Exercise brief → Show all lines that include the string "this"; copy each one.

Material to process →
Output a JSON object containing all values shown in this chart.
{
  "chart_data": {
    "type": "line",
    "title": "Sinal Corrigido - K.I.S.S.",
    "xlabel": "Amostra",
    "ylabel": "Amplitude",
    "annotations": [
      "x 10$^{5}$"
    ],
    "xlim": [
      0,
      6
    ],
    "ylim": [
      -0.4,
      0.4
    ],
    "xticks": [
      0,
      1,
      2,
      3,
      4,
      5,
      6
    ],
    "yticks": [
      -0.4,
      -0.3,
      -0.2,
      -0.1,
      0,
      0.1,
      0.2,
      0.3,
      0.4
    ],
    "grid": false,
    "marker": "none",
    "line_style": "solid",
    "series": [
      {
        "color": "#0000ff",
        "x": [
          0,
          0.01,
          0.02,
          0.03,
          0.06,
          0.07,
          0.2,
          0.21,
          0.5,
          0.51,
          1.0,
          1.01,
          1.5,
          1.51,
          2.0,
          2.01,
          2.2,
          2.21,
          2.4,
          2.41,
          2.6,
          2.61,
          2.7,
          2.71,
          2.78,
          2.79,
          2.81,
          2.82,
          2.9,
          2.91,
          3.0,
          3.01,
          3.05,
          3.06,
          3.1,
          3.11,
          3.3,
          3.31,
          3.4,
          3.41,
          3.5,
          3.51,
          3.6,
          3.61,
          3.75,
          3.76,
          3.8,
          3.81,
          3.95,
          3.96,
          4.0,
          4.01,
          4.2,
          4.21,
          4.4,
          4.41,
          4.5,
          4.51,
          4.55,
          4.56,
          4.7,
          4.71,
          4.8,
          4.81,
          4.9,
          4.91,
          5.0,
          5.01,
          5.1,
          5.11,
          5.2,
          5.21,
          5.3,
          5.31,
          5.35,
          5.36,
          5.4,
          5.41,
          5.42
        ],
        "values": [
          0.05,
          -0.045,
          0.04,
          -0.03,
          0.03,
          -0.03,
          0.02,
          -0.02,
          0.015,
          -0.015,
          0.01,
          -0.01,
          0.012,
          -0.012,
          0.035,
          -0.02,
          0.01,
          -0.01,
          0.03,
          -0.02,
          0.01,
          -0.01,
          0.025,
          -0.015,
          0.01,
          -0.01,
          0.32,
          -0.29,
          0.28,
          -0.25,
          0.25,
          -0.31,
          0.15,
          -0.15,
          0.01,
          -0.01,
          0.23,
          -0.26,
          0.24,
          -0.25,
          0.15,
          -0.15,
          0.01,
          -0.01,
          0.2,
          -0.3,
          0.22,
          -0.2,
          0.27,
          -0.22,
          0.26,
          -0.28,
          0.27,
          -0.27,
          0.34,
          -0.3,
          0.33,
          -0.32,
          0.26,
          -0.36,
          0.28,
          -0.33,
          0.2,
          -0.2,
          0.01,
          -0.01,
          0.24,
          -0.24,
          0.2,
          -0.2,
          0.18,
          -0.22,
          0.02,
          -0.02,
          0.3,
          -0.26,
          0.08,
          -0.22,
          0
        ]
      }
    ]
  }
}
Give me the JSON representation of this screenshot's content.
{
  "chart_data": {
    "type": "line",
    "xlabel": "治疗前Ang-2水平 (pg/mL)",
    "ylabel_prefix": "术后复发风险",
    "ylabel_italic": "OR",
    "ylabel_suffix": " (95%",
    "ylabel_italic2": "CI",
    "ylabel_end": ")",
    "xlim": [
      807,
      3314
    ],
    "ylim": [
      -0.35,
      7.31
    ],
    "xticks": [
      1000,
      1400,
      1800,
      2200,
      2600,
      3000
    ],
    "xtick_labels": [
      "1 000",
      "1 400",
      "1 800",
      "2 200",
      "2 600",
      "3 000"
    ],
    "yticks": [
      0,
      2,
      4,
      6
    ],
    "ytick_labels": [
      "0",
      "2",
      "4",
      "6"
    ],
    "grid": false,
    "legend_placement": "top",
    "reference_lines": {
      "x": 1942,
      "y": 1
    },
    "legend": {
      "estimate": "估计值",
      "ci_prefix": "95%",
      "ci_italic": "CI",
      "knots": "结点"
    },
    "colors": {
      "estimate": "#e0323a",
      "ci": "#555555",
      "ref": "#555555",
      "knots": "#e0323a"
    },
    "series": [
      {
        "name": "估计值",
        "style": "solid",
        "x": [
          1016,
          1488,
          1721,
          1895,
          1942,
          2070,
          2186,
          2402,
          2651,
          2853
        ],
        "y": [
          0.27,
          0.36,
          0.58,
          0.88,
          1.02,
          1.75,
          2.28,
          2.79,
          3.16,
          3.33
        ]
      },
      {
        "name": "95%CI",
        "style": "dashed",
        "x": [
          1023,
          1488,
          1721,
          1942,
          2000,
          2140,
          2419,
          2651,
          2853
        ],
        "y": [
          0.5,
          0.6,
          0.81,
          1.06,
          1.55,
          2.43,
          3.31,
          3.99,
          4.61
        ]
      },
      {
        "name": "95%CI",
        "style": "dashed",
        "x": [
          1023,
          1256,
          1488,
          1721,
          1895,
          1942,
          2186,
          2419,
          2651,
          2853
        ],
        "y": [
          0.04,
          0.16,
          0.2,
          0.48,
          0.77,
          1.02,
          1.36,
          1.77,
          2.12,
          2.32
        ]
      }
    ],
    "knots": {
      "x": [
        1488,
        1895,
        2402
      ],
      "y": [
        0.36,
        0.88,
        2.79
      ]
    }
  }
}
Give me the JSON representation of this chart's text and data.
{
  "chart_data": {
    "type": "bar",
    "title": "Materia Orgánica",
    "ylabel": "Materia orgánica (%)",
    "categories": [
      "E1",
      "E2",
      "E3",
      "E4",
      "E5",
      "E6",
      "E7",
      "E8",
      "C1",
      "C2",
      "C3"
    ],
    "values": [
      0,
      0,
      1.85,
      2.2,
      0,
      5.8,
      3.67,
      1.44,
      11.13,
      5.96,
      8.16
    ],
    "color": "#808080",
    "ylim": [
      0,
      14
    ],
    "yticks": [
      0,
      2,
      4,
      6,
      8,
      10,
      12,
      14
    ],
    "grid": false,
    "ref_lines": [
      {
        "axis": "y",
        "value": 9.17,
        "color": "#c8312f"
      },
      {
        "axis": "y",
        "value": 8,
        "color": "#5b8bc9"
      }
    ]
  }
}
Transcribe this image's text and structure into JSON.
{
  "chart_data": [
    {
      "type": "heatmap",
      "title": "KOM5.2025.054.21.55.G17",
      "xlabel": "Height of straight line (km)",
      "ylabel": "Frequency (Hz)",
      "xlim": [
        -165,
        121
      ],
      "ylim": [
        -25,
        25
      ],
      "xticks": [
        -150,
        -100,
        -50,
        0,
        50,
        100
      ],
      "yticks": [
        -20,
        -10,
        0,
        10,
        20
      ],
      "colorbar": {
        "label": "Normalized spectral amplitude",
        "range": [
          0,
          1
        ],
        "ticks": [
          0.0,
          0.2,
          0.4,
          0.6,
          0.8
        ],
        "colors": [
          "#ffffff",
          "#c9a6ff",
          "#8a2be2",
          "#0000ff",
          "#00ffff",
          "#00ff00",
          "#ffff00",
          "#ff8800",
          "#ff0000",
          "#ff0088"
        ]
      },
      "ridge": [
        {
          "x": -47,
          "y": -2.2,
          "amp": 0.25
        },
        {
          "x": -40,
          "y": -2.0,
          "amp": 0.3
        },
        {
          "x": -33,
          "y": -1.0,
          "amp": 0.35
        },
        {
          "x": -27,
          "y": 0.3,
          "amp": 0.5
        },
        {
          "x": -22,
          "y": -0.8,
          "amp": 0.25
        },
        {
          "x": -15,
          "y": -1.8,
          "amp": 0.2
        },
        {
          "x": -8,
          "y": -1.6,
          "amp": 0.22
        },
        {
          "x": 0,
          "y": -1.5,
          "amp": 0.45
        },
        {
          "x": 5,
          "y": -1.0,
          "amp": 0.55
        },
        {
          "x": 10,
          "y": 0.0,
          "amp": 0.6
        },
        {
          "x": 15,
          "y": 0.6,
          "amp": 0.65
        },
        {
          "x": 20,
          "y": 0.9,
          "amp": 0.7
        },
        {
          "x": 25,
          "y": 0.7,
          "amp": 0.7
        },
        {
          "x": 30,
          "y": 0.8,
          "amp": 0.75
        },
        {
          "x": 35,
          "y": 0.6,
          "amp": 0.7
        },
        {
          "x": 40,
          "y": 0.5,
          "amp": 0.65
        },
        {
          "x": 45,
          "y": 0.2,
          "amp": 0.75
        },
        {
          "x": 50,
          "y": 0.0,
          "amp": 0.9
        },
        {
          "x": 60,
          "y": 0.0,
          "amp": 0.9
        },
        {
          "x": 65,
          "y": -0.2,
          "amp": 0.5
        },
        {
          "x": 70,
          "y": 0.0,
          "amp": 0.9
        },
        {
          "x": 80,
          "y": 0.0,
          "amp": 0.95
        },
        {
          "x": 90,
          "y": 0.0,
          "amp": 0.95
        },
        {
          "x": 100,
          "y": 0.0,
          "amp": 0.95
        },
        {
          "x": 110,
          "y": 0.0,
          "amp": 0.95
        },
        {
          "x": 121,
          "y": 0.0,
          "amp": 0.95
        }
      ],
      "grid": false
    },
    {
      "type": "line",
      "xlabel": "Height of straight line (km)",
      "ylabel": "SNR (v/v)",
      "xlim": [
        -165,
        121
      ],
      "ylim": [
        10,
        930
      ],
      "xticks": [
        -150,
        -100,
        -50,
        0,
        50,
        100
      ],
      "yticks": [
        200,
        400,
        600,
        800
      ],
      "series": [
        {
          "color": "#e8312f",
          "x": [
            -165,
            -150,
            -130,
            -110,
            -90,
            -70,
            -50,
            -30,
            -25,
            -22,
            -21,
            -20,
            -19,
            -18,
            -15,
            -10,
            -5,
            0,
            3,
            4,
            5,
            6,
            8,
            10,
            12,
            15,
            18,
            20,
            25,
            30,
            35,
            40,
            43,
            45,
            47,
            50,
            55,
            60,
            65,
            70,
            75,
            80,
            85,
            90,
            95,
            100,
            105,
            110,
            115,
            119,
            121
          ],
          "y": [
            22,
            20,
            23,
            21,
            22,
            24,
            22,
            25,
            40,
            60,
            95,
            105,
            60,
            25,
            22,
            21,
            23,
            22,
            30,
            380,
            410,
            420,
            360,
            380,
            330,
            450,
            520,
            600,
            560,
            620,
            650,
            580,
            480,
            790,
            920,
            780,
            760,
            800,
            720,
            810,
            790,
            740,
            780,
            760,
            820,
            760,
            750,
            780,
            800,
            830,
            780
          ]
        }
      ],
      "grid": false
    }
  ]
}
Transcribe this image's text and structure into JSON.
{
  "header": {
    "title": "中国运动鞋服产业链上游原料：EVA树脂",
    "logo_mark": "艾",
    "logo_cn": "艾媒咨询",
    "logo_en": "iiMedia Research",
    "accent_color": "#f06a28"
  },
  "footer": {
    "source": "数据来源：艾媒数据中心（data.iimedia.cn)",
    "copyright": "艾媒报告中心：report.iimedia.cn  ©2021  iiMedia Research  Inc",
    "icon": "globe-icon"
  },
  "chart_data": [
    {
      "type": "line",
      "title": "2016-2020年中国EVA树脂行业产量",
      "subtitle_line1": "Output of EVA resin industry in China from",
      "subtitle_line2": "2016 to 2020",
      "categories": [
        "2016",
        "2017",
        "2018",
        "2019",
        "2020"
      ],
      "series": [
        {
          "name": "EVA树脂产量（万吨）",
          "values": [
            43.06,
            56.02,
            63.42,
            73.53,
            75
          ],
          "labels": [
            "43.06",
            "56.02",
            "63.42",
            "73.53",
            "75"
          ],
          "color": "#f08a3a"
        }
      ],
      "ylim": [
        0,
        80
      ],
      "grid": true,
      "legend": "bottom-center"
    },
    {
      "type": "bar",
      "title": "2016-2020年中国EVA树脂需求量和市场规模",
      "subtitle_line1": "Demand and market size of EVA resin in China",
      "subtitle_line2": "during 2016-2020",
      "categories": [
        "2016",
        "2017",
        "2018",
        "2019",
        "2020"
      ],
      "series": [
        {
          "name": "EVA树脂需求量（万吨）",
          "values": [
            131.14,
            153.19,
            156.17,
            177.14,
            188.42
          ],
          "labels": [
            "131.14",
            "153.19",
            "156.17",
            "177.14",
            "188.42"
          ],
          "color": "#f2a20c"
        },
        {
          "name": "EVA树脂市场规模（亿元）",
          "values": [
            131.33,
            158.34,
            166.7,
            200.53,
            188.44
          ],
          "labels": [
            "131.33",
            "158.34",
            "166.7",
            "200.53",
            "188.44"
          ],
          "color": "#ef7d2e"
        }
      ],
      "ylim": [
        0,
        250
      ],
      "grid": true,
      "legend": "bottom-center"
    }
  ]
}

Task response →
Output a JSON object containing all values shown in this chart.
Give me the JSON representation of this screenshot's content.
Give me the JSON representation of this chart's text and data.
Transcribe this image's text and structure into JSON.
Transcribe this image's text and structure into JSON.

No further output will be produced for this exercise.